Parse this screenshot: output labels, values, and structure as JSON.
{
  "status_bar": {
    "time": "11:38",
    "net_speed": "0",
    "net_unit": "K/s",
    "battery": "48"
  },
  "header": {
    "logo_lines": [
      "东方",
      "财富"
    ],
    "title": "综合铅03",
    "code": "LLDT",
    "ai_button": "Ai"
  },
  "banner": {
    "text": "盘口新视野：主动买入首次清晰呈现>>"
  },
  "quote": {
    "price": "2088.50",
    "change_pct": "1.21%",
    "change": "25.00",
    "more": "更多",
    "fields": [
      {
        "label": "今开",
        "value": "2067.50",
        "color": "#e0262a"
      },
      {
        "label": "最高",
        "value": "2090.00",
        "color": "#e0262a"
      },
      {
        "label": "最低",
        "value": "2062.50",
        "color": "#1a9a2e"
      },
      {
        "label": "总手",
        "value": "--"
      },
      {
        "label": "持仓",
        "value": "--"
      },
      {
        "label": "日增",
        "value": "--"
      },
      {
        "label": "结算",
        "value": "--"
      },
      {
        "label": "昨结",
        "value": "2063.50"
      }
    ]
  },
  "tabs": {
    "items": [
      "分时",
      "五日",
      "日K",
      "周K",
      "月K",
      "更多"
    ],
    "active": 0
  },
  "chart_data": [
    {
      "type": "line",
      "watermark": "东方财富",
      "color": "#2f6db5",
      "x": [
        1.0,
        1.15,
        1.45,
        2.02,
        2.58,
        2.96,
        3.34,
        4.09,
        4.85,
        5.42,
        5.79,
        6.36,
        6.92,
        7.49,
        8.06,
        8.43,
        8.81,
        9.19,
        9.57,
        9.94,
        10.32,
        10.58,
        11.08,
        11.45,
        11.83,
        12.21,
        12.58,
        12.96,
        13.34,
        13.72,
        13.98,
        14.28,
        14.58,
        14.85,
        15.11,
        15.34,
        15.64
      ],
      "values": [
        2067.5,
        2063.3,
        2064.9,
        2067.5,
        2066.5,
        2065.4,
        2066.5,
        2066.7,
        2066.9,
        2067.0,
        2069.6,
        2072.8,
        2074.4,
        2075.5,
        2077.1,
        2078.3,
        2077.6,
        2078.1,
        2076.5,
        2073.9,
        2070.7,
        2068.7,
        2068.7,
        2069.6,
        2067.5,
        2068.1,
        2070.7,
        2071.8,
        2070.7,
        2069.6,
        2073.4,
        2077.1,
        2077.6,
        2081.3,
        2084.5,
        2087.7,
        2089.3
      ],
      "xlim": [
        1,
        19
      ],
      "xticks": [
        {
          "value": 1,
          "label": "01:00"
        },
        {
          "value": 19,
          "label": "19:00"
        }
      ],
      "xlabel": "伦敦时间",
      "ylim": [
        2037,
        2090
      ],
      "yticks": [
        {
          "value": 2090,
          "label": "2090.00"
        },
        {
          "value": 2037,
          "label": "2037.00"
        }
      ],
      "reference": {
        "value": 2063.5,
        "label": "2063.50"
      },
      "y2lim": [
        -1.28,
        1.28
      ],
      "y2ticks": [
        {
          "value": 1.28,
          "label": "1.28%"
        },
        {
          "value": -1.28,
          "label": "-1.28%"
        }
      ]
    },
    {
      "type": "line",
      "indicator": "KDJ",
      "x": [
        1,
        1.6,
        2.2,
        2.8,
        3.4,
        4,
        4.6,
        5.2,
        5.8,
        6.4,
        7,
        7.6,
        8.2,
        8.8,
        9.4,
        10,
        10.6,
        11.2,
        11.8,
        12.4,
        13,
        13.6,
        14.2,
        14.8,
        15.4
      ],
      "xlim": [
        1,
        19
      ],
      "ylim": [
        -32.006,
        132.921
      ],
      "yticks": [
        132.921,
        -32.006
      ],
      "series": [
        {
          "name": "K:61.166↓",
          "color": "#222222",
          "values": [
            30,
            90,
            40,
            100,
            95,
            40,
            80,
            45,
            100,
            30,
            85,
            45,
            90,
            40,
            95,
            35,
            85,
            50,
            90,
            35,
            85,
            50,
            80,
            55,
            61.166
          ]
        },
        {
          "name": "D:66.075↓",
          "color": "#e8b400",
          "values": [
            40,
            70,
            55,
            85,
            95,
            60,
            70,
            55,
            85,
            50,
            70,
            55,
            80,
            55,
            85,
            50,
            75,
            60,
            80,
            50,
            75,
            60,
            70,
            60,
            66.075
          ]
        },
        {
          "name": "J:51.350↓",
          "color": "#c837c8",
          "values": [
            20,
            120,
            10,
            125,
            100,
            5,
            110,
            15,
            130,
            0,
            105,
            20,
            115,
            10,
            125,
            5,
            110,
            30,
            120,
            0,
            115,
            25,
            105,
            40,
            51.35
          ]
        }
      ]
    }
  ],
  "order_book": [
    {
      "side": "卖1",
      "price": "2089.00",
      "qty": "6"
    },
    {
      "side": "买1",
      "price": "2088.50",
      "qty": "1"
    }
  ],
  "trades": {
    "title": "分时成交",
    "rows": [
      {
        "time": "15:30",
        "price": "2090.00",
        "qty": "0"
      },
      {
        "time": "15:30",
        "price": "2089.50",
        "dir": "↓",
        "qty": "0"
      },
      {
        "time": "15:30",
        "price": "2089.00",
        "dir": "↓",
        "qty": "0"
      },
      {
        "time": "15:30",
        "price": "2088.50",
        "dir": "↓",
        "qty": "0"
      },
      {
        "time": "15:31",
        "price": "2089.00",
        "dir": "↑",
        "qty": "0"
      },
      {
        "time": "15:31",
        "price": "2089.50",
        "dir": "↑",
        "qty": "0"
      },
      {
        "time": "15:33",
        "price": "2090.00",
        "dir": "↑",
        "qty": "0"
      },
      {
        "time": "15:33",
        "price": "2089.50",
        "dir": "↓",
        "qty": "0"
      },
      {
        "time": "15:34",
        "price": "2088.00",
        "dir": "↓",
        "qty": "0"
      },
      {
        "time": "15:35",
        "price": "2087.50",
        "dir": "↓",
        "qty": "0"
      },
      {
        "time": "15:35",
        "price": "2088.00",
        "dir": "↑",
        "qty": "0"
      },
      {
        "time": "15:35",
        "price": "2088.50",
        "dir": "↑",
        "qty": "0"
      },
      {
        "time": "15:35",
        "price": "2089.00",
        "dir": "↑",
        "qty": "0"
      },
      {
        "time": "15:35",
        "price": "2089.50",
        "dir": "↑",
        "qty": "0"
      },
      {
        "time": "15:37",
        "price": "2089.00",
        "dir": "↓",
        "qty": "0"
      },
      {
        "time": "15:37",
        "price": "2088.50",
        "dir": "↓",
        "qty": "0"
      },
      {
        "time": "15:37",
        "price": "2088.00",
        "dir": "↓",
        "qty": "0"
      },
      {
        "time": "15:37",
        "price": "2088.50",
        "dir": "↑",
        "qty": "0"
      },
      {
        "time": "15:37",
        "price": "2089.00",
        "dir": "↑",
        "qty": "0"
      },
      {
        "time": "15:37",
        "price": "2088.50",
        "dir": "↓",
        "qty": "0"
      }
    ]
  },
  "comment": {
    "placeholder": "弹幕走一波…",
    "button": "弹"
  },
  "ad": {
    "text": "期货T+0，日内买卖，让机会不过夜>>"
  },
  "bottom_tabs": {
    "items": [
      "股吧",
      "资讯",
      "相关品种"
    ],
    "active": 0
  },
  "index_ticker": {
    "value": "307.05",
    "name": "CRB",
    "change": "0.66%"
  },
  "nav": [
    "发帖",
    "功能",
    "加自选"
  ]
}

To be done
Which lines hold the word "name"? Return all of them from the records above.

Answer to this problem
          "name": "K:61.166↓",
          "name": "D:66.075↓",
          "name": "J:51.350↓",
    "name": "CRB",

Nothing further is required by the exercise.